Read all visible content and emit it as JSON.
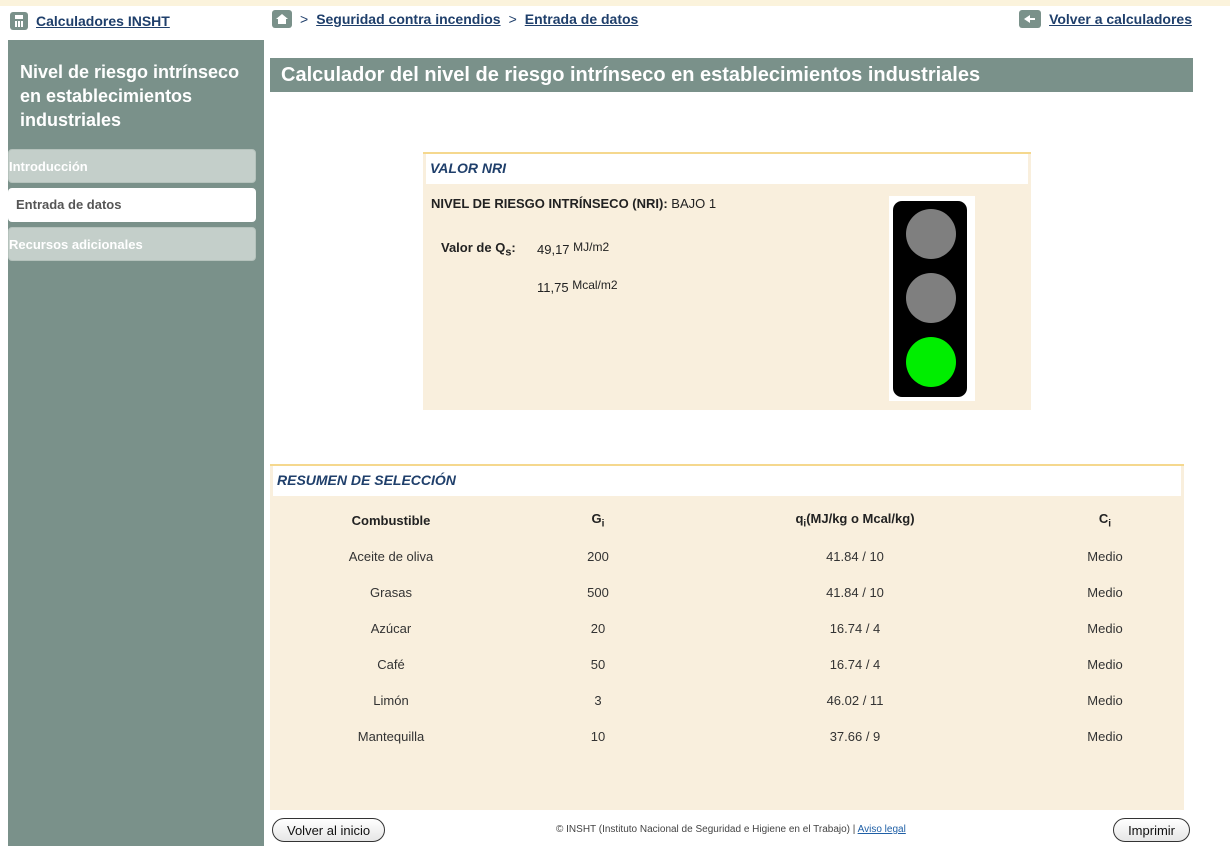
{
  "top": {
    "calculators_link": "Calculadores INSHT",
    "breadcrumb_sep1": ">",
    "breadcrumb_1": "Seguridad contra incendios",
    "breadcrumb_sep2": ">",
    "breadcrumb_2": "Entrada de datos",
    "back_link": "Volver a calculadores"
  },
  "sidebar": {
    "title": "Nivel de riesgo intrínseco en establecimientos industriales",
    "items": [
      {
        "label": "Introducción",
        "state": "inactive"
      },
      {
        "label": "Entrada de datos",
        "state": "active"
      },
      {
        "label": "Recursos adicionales",
        "state": "inactive"
      }
    ]
  },
  "main": {
    "title": "Calculador del nivel de riesgo intrínseco en establecimientos industriales"
  },
  "nri": {
    "header": "VALOR NRI",
    "label": "NIVEL DE RIESGO INTRÍNSECO (NRI):",
    "value": "BAJO 1",
    "qs_label": "Valor de Q",
    "qs_sub": "s",
    "qs_colon": ":",
    "qs_value_1": "49,17",
    "qs_unit_1": "MJ/m2",
    "qs_value_2": "11,75",
    "qs_unit_2": "Mcal/m2",
    "traffic_light": {
      "red": "off",
      "yellow": "off",
      "green": "on",
      "on_color": "#00ee00",
      "off_color": "#7f7f7f"
    }
  },
  "summary": {
    "header": "RESUMEN DE SELECCIÓN",
    "columns": {
      "combustible": "Combustible",
      "g": "G",
      "g_sub": "i",
      "q": "q",
      "q_sub": "i",
      "q_rest": "(MJ/kg o Mcal/kg)",
      "c": "C",
      "c_sub": "i"
    },
    "rows": [
      {
        "combustible": "Aceite de oliva",
        "g": "200",
        "q": "41.84 / 10",
        "c": "Medio"
      },
      {
        "combustible": "Grasas",
        "g": "500",
        "q": "41.84 / 10",
        "c": "Medio"
      },
      {
        "combustible": "Azúcar",
        "g": "20",
        "q": "16.74 / 4",
        "c": "Medio"
      },
      {
        "combustible": "Café",
        "g": "50",
        "q": "16.74 / 4",
        "c": "Medio"
      },
      {
        "combustible": "Limón",
        "g": "3",
        "q": "46.02 / 11",
        "c": "Medio"
      },
      {
        "combustible": "Mantequilla",
        "g": "10",
        "q": "37.66 / 9",
        "c": "Medio"
      }
    ]
  },
  "footer": {
    "home_button": "Volver al inicio",
    "copyright": "© INSHT (Instituto Nacional de Seguridad e Higiene en el Trabajo) |",
    "legal_link": "Aviso legal",
    "print_button": "Imprimir"
  },
  "colors": {
    "accent": "#7a918a",
    "panel": "#f9efdd",
    "link": "#1f3f6b"
  }
}
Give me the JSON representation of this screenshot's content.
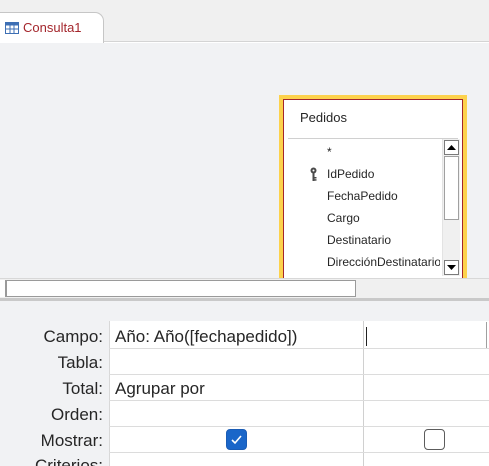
{
  "tab": {
    "title": "Consulta1",
    "icon": "query-icon"
  },
  "table_box": {
    "title": "Pedidos",
    "fields": [
      {
        "name": "*",
        "key": false
      },
      {
        "name": "IdPedido",
        "key": true
      },
      {
        "name": "FechaPedido",
        "key": false
      },
      {
        "name": "Cargo",
        "key": false
      },
      {
        "name": "Destinatario",
        "key": false
      },
      {
        "name": "DirecciónDestinatario",
        "key": false
      }
    ]
  },
  "grid": {
    "row_labels": {
      "campo": "Campo:",
      "tabla": "Tabla:",
      "total": "Total:",
      "orden": "Orden:",
      "mostrar": "Mostrar:",
      "criterios": "Criterios:"
    },
    "columns": [
      {
        "campo": "Año: Año([fechapedido])",
        "tabla": "",
        "total": "Agrupar por",
        "orden": "",
        "mostrar": true
      },
      {
        "campo": "",
        "tabla": "",
        "total": "",
        "orden": "",
        "mostrar": false
      }
    ]
  },
  "colors": {
    "accent": "#a4262c",
    "highlight": "#fdd24c",
    "checkbox": "#1a66c9"
  }
}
☆ ☆ ☆ ☆
**CHALLENGE**
Write out each entry exactly as given, but skip the pictures.

**FINAL ANSWER**
Read all visible content and emit it as JSON.
{
  "top": {
    "calculators_link": "Calculadores INSHT",
    "breadcrumb_sep1": ">",
    "breadcrumb_1": "Seguridad contra incendios",
    "breadcrumb_sep2": ">",
    "breadcrumb_2": "Entrada de datos",
    "back_link": "Volver a calculadores"
  },
  "sidebar": {
    "title": "Nivel de riesgo intrínseco en establecimientos industriales",
    "items": [
      {
        "label": "Introducción",
        "state": "inactive"
      },
      {
        "label": "Entrada de datos",
        "state": "active"
      },
      {
        "label": "Recursos adicionales",
        "state": "inactive"
      }
    ]
  },
  "main": {
    "title": "Calculador del nivel de riesgo intrínseco en establecimientos industriales"
  },
  "nri": {
    "header": "VALOR NRI",
    "label": "NIVEL DE RIESGO INTRÍNSECO (NRI):",
    "value": "BAJO 1",
    "qs_label": "Valor de Q",
    "qs_sub": "s",
    "qs_colon": ":",
    "qs_value_1": "49,17",
    "qs_unit_1": "MJ/m2",
    "qs_value_2": "11,75",
    "qs_unit_2": "Mcal/m2",
    "traffic_light": {
      "red": "off",
      "yellow": "off",
      "green": "on",
      "on_color": "#00ee00",
      "off_color": "#7f7f7f"
    }
  },
  "summary": {
    "header": "RESUMEN DE SELECCIÓN",
    "columns": {
      "combustible": "Combustible",
      "g": "G",
      "g_sub": "i",
      "q": "q",
      "q_sub": "i",
      "q_rest": "(MJ/kg o Mcal/kg)",
      "c": "C",
      "c_sub": "i"
    },
    "rows": [
      {
        "combustible": "Aceite de oliva",
        "g": "200",
        "q": "41.84 / 10",
        "c": "Medio"
      },
      {
        "combustible": "Grasas",
        "g": "500",
        "q": "41.84 / 10",
        "c": "Medio"
      },
      {
        "combustible": "Azúcar",
        "g": "20",
        "q": "16.74 / 4",
        "c": "Medio"
      },
      {
        "combustible": "Café",
        "g": "50",
        "q": "16.74 / 4",
        "c": "Medio"
      },
      {
        "combustible": "Limón",
        "g": "3",
        "q": "46.02 / 11",
        "c": "Medio"
      },
      {
        "combustible": "Mantequilla",
        "g": "10",
        "q": "37.66 / 9",
        "c": "Medio"
      }
    ]
  },
  "footer": {
    "home_button": "Volver al inicio",
    "copyright": "© INSHT (Instituto Nacional de Seguridad e Higiene en el Trabajo) |",
    "legal_link": "Aviso legal",
    "print_button": "Imprimir"
  },
  "colors": {
    "accent": "#7a918a",
    "panel": "#f9efdd",
    "link": "#1f3f6b"
  }
}
Give me the JSON representation of this screenshot's content.
{
  "tab": {
    "title": "Consulta1",
    "icon": "query-icon"
  },
  "table_box": {
    "title": "Pedidos",
    "fields": [
      {
        "name": "*",
        "key": false
      },
      {
        "name": "IdPedido",
        "key": true
      },
      {
        "name": "FechaPedido",
        "key": false
      },
      {
        "name": "Cargo",
        "key": false
      },
      {
        "name": "Destinatario",
        "key": false
      },
      {
        "name": "DirecciónDestinatario",
        "key": false
      }
    ]
  },
  "grid": {
    "row_labels": {
      "campo": "Campo:",
      "tabla": "Tabla:",
      "total": "Total:",
      "orden": "Orden:",
      "mostrar": "Mostrar:",
      "criterios": "Criterios:"
    },
    "columns": [
      {
        "campo": "Año: Año([fechapedido])",
        "tabla": "",
        "total": "Agrupar por",
        "orden": "",
        "mostrar": true
      },
      {
        "campo": "",
        "tabla": "",
        "total": "",
        "orden": "",
        "mostrar": false
      }
    ]
  },
  "colors": {
    "accent": "#a4262c",
    "highlight": "#fdd24c",
    "checkbox": "#1a66c9"
  }
}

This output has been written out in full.